* _Short task_: Copy out exactly the lines from the line containing "Convert this screenshot" to the end of the listing.

* _Record extracts_:
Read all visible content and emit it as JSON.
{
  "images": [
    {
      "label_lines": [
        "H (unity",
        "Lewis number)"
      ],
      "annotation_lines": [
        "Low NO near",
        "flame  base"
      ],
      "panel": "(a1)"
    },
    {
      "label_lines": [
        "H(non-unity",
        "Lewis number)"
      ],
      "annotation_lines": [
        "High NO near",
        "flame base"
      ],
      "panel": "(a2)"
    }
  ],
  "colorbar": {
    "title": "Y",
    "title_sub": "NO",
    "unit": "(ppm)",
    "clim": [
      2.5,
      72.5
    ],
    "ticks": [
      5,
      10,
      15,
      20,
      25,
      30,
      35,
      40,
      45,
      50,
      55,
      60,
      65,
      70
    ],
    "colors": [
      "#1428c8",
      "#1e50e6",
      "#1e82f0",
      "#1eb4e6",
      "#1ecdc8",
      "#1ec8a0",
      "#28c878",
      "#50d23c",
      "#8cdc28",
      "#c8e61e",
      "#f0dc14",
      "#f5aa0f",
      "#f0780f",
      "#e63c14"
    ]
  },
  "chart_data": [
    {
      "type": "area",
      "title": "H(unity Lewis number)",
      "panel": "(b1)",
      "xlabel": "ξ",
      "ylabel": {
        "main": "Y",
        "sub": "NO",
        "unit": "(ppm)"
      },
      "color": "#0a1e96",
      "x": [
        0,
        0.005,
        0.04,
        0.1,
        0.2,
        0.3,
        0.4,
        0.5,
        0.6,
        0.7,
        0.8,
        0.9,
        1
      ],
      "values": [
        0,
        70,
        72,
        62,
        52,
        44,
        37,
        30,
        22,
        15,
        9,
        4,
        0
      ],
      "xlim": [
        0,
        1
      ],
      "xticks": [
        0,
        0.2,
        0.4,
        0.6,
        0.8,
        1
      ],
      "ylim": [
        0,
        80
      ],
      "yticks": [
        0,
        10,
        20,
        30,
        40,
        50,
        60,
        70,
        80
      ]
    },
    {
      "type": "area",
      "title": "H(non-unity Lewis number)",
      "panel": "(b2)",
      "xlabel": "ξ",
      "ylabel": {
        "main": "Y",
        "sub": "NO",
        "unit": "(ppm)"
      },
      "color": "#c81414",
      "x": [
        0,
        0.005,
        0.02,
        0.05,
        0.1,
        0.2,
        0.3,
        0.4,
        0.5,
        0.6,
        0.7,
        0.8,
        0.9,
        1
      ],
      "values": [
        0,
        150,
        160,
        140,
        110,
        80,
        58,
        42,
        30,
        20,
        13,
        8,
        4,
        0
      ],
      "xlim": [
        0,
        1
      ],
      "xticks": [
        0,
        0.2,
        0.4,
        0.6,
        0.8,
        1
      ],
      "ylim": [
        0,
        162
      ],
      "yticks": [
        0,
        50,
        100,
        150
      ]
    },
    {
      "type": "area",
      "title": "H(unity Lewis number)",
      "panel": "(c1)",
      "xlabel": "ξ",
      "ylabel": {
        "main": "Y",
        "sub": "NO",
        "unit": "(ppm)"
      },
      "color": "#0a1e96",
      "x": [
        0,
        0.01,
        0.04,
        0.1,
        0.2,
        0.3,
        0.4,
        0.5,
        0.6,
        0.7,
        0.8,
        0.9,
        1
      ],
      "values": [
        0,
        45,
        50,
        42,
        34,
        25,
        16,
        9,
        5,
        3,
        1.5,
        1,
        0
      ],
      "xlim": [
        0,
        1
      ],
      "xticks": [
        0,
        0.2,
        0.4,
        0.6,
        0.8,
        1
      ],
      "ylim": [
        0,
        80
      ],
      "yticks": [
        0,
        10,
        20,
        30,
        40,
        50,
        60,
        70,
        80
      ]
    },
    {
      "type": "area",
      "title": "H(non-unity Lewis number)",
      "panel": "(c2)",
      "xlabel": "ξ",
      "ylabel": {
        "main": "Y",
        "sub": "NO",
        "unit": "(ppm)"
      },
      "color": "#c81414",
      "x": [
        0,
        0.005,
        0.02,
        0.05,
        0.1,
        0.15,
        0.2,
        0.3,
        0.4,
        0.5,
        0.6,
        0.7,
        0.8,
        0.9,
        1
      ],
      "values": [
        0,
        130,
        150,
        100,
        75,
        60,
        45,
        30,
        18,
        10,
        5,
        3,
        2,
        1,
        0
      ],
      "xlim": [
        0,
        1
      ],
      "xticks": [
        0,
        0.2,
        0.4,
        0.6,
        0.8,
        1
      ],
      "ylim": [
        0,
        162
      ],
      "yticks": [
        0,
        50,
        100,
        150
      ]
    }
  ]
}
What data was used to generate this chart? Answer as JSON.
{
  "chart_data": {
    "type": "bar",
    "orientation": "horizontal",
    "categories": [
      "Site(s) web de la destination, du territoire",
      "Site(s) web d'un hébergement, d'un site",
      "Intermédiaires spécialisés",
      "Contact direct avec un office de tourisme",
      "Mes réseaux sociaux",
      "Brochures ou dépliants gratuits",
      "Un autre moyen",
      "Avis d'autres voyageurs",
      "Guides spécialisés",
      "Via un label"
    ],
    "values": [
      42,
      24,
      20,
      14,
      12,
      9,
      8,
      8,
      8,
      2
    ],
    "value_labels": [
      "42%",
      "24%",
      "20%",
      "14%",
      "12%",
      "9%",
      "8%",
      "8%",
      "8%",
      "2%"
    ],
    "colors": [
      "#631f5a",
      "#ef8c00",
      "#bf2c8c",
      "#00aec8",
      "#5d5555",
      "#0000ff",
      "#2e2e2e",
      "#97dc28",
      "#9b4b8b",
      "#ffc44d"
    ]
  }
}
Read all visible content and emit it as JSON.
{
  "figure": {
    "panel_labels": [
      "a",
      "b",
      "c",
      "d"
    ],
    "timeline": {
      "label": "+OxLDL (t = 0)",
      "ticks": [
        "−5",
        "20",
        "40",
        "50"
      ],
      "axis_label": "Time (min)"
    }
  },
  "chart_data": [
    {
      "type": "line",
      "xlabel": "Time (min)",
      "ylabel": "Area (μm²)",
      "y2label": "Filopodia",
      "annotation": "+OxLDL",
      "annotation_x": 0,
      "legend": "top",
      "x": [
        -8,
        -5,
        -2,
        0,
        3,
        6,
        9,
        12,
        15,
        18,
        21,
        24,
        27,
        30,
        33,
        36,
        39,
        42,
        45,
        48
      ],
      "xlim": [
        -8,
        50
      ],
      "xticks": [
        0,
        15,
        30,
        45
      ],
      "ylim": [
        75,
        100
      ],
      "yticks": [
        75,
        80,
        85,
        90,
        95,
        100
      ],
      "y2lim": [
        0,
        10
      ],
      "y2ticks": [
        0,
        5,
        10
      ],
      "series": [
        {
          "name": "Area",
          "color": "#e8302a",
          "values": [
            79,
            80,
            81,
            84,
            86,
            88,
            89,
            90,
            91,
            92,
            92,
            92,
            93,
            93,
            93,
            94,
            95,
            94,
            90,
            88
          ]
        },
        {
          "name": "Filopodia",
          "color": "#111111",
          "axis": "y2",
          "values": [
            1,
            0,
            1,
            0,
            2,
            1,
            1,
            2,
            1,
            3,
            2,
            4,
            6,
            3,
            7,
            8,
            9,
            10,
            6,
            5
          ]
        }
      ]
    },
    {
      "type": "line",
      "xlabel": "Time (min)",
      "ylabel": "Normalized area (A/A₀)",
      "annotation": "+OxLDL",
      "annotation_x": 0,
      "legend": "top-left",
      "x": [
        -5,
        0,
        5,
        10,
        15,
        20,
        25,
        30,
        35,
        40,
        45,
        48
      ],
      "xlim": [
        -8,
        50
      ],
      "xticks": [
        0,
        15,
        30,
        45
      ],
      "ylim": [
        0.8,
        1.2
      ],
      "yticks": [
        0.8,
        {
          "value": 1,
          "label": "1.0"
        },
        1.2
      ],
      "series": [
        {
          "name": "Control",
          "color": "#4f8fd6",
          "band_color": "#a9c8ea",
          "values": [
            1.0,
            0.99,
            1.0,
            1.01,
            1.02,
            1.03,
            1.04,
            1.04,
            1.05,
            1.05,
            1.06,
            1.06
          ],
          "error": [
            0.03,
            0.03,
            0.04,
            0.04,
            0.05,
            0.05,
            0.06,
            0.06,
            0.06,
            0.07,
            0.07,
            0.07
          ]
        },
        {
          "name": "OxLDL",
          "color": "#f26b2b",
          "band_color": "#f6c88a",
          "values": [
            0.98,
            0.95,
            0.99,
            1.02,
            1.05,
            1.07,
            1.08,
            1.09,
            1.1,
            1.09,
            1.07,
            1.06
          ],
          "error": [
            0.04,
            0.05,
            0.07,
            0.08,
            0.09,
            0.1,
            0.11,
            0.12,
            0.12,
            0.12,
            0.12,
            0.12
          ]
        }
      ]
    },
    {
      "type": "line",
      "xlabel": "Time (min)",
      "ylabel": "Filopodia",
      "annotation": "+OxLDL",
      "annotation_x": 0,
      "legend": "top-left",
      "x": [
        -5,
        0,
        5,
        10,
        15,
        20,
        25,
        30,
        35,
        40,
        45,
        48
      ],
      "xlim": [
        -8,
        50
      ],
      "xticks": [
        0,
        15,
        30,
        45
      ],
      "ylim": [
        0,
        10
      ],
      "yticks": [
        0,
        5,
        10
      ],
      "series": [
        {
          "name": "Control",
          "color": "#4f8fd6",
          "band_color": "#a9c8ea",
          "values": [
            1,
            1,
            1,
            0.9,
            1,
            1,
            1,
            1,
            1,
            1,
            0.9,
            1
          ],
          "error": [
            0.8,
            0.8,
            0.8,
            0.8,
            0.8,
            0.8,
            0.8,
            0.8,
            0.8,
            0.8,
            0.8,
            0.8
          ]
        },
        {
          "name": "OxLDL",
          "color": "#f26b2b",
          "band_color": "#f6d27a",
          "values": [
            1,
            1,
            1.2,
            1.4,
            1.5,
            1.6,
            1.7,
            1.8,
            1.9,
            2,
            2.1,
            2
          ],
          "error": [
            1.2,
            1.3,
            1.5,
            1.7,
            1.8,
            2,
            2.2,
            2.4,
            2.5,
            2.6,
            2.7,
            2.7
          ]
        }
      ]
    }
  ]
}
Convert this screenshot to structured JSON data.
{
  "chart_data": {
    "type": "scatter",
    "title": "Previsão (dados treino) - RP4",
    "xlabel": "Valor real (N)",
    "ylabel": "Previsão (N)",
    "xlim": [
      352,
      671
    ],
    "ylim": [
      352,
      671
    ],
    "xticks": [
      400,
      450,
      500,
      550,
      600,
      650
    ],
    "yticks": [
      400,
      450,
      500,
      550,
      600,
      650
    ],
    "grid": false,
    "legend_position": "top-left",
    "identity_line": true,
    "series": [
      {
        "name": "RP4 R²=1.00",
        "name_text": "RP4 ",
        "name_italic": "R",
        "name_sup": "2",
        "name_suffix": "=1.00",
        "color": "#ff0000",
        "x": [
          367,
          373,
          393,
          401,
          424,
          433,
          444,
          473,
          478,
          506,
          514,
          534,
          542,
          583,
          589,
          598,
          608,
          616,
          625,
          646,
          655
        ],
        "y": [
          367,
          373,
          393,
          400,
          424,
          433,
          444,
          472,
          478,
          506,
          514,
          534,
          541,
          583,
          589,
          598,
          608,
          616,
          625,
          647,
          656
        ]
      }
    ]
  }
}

* _Solution_:
Convert this screenshot to structured JSON data.
{
  "chart_data": {
    "type": "scatter",
    "title": "Previsão (dados treino) - RP4",
    "xlabel": "Valor real (N)",
    "ylabel": "Previsão (N)",
    "xlim": [
      352,
      671
    ],
    "ylim": [
      352,
      671
    ],
    "xticks": [
      400,
      450,
      500,
      550,
      600,
      650
    ],
    "yticks": [
      400,
      450,
      500,
      550,
      600,
      650
    ],
    "grid": false,
    "legend_position": "top-left",
    "identity_line": true,
    "series": [
      {
        "name": "RP4 R²=1.00",
        "name_text": "RP4 ",
        "name_italic": "R",
        "name_sup": "2",
        "name_suffix": "=1.00",
        "color": "#ff0000",
        "x": [
          367,
          373,
          393,
          401,
          424,
          433,
          444,
          473,
          478,
          506,
          514,
          534,
          542,
          583,
          589,
          598,
          608,
          616,
          625,
          646,
          655
        ],
        "y": [
          367,
          373,
          393,
          400,
          424,
          433,
          444,
          472,
          478,
          506,
          514,
          534,
          541,
          583,
          589,
          598,
          608,
          616,
          625,
          647,
          656
        ]
      }
    ]
  }
}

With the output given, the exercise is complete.